> Available records:
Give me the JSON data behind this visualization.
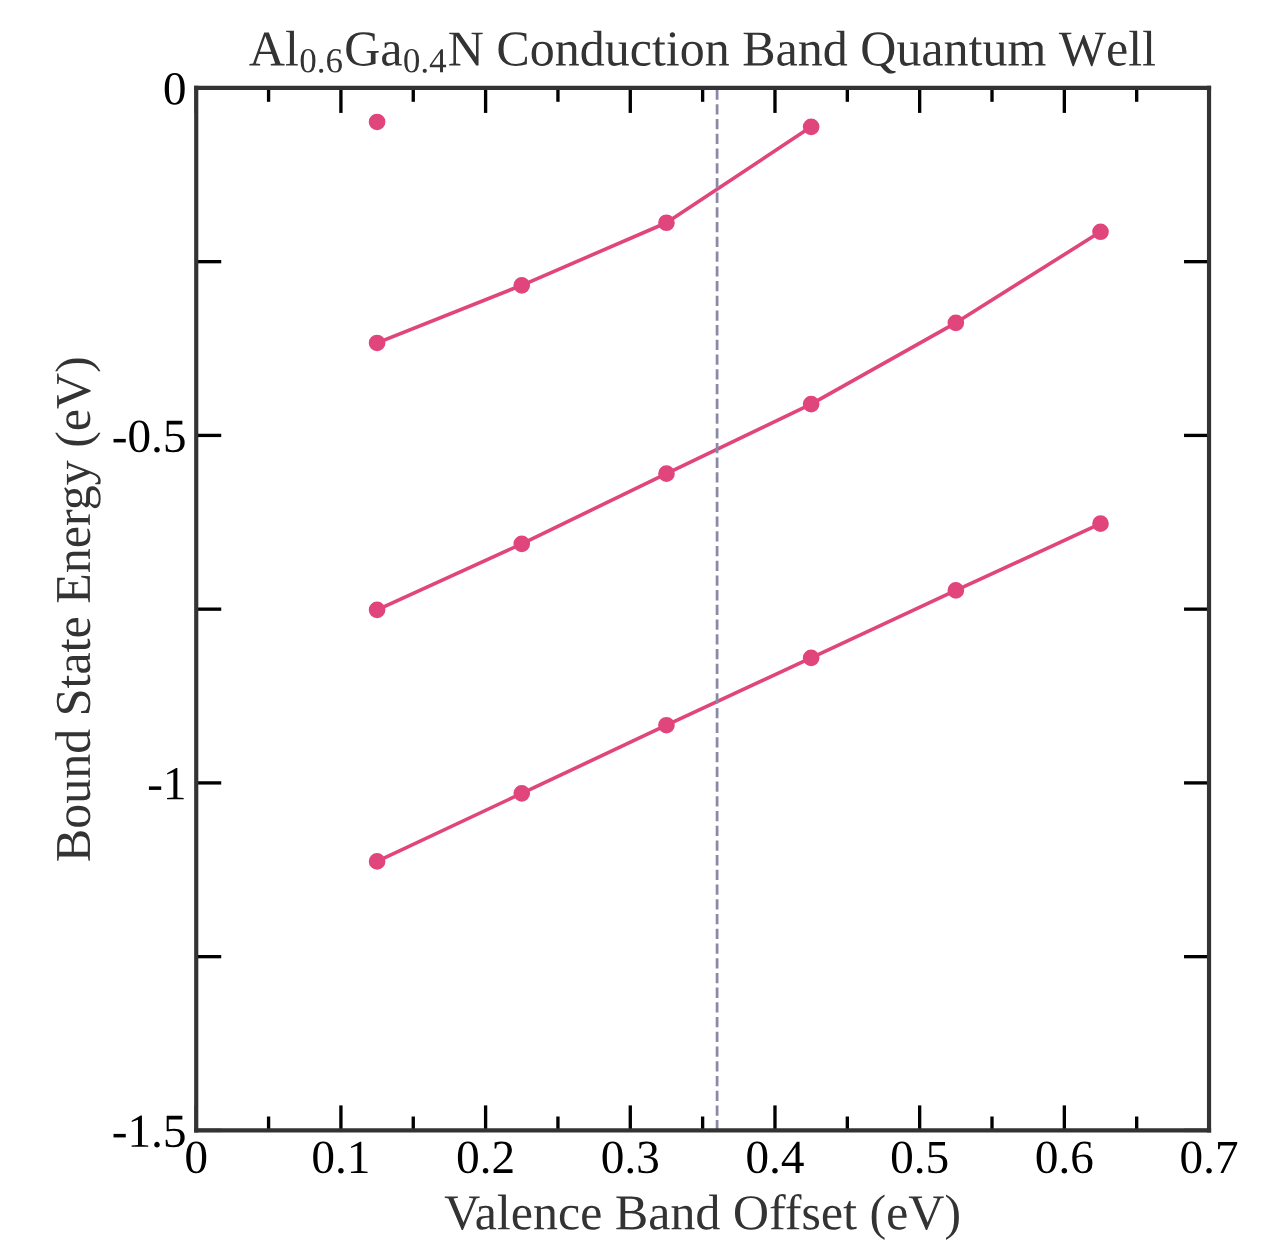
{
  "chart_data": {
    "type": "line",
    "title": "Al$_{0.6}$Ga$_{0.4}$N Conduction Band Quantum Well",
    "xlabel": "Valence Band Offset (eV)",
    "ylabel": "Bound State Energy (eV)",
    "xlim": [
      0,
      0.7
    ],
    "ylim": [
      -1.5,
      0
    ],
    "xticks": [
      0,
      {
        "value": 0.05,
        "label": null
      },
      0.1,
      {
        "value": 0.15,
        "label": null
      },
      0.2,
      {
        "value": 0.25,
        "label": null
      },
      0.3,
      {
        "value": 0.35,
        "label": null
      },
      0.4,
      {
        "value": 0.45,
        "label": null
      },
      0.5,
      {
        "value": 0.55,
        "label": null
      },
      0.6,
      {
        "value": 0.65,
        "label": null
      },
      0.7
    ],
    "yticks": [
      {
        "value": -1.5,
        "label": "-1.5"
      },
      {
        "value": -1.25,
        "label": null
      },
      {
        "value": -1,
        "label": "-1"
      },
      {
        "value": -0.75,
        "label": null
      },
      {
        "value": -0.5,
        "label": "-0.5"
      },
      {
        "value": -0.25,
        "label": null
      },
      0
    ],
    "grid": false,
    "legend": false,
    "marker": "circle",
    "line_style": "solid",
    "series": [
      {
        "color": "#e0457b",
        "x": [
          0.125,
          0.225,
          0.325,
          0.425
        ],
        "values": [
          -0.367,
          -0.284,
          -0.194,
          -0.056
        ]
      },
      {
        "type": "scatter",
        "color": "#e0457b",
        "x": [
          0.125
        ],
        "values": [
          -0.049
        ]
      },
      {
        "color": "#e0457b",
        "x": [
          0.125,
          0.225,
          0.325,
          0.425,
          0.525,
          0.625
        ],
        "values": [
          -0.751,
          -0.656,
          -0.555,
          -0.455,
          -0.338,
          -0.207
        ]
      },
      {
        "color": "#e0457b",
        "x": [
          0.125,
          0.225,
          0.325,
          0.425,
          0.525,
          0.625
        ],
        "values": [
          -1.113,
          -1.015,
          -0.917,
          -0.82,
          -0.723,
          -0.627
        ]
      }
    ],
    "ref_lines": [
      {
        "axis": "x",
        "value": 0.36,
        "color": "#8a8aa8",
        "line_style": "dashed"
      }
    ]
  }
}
==
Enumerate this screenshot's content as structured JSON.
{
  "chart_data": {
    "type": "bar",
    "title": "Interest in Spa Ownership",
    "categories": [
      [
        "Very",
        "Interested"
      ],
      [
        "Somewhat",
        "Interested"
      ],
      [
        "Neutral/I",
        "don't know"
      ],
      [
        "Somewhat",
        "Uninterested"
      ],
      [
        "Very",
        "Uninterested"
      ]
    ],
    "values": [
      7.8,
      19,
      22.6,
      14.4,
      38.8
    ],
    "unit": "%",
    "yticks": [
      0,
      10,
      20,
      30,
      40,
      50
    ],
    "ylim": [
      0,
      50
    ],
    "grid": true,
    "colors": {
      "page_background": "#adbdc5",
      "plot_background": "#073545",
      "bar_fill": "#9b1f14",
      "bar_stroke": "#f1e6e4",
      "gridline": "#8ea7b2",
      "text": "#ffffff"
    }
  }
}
---
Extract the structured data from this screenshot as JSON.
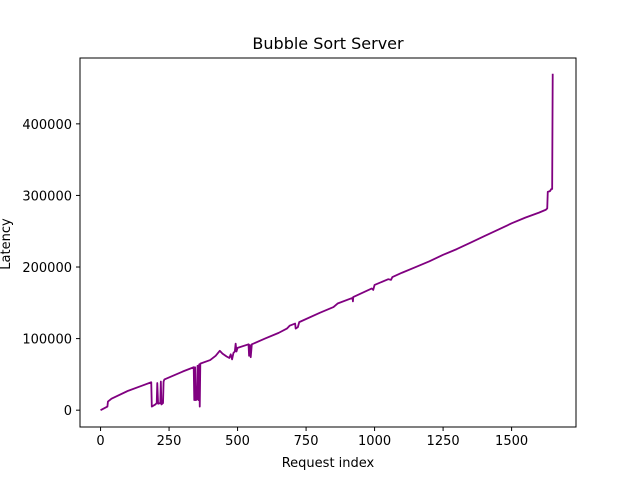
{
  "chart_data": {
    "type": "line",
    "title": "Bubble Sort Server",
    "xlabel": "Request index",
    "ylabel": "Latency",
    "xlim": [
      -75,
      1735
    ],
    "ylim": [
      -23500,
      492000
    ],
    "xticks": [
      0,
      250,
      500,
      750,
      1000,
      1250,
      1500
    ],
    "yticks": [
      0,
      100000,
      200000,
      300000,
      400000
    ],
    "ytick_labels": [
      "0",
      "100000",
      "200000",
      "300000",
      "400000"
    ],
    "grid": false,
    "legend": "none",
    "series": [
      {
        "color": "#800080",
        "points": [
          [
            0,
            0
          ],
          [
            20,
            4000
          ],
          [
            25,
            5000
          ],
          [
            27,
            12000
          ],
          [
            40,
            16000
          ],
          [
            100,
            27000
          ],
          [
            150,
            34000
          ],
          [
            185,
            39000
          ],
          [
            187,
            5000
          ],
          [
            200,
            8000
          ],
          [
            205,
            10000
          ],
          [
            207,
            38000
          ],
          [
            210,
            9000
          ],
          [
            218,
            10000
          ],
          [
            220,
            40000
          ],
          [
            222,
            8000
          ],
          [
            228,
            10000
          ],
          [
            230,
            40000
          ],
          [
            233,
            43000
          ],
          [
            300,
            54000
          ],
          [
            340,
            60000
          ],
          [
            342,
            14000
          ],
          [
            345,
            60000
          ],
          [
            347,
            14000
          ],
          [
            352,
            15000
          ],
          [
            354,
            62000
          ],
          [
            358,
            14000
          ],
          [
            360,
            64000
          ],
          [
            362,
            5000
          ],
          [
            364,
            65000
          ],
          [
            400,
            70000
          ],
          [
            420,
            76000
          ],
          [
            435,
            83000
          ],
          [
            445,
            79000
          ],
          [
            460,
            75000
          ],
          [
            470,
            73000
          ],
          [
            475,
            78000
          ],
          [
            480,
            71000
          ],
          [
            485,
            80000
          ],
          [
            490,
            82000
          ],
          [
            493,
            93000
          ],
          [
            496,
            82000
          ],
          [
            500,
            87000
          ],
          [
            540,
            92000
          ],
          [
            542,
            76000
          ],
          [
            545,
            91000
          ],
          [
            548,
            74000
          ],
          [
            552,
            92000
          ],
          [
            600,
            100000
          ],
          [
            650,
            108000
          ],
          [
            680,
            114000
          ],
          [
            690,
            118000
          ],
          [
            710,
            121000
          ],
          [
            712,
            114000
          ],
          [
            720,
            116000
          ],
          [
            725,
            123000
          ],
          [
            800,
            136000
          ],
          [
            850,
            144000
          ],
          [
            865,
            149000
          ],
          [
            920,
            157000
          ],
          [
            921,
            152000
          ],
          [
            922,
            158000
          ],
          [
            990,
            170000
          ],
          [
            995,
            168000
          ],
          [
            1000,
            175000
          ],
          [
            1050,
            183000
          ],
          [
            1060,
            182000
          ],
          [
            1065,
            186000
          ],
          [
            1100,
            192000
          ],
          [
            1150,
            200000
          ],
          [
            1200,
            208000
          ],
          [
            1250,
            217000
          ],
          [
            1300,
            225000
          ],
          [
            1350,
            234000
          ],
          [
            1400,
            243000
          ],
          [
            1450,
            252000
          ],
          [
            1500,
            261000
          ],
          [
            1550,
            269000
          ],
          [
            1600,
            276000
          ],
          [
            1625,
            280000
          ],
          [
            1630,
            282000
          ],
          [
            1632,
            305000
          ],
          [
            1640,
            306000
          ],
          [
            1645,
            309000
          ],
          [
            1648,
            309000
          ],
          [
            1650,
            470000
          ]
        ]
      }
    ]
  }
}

> What is asked:
From the listing above, copy all lines holding the word "JSON".

> Correct result:
Give me the JSON data behind this visualization.
Enumerate this screenshot's content as structured JSON.
Extract the structured data from this screenshot as JSON.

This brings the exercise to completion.